* _PROBLEM TO SOLVE_
How many lines of the entries below include the word "admin"? Answer with the number alone.

* _RECORDS TO USE_
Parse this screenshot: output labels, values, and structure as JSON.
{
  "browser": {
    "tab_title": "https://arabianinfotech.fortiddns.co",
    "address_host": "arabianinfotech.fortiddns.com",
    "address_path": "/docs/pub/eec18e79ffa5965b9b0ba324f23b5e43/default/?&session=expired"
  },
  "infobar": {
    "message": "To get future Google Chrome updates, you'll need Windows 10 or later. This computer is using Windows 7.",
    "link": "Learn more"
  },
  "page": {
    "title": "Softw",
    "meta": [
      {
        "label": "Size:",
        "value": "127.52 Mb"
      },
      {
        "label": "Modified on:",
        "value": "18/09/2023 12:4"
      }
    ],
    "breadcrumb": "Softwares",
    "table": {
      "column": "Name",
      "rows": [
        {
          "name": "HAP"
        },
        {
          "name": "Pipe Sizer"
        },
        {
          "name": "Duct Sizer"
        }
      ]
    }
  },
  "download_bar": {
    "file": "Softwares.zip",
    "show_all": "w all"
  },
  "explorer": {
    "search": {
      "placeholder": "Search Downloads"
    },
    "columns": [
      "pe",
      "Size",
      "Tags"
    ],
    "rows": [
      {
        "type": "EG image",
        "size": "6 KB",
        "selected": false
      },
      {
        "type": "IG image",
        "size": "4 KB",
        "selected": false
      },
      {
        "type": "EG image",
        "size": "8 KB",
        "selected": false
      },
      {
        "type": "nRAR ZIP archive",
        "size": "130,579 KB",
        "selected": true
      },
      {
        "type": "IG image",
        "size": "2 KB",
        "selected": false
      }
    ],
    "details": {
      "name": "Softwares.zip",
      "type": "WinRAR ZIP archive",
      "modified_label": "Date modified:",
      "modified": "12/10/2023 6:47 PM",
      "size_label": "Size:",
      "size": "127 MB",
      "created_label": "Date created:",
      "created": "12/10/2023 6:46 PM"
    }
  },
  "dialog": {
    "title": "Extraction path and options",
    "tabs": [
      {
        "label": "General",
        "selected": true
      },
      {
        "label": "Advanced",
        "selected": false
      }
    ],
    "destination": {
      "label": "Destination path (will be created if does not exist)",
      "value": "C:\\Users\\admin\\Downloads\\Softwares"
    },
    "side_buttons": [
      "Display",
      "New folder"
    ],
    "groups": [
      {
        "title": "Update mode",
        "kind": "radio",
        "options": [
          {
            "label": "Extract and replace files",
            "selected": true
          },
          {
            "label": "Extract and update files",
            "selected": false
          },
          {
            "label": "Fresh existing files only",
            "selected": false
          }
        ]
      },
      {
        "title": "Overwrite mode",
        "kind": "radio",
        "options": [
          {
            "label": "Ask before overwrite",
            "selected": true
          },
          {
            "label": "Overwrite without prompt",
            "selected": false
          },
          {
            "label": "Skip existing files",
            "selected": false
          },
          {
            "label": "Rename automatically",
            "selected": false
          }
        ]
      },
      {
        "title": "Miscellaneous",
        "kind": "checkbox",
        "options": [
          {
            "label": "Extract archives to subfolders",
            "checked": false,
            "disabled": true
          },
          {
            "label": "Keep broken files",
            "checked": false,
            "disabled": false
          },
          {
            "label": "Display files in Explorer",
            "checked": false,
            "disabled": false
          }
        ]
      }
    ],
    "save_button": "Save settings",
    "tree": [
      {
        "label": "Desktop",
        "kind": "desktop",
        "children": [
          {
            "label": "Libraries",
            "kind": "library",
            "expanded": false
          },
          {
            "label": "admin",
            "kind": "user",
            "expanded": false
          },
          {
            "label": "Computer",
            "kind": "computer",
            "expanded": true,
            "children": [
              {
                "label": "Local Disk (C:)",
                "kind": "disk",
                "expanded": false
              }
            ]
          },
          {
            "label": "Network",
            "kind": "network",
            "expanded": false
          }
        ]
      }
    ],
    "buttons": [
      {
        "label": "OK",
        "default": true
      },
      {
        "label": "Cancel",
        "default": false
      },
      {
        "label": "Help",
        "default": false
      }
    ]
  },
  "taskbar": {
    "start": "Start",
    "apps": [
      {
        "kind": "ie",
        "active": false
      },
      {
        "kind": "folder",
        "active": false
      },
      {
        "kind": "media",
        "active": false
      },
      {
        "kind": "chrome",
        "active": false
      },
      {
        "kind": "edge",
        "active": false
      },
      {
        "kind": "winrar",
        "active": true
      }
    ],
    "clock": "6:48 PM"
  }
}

* _EXERCISE SOLUTION_
2